Objective:
Gather every line that includes the word "color", please.

[Figure collection entries]
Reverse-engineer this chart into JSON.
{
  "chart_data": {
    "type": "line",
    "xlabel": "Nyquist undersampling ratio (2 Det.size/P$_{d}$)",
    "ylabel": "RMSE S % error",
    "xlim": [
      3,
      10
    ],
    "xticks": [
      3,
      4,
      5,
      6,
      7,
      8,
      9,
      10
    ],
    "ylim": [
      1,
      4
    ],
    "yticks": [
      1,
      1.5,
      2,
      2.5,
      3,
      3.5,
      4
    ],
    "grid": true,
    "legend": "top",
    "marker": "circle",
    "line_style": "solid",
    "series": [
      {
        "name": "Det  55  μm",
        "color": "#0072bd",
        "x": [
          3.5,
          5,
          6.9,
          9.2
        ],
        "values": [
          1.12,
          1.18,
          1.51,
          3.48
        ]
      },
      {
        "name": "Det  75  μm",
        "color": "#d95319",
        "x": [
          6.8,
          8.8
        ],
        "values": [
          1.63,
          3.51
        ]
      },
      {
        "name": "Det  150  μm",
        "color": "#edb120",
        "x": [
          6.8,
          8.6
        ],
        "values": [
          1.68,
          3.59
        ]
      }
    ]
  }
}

Response:
        "color": "#0072bd",
        "color": "#d95319",
        "color": "#edb120",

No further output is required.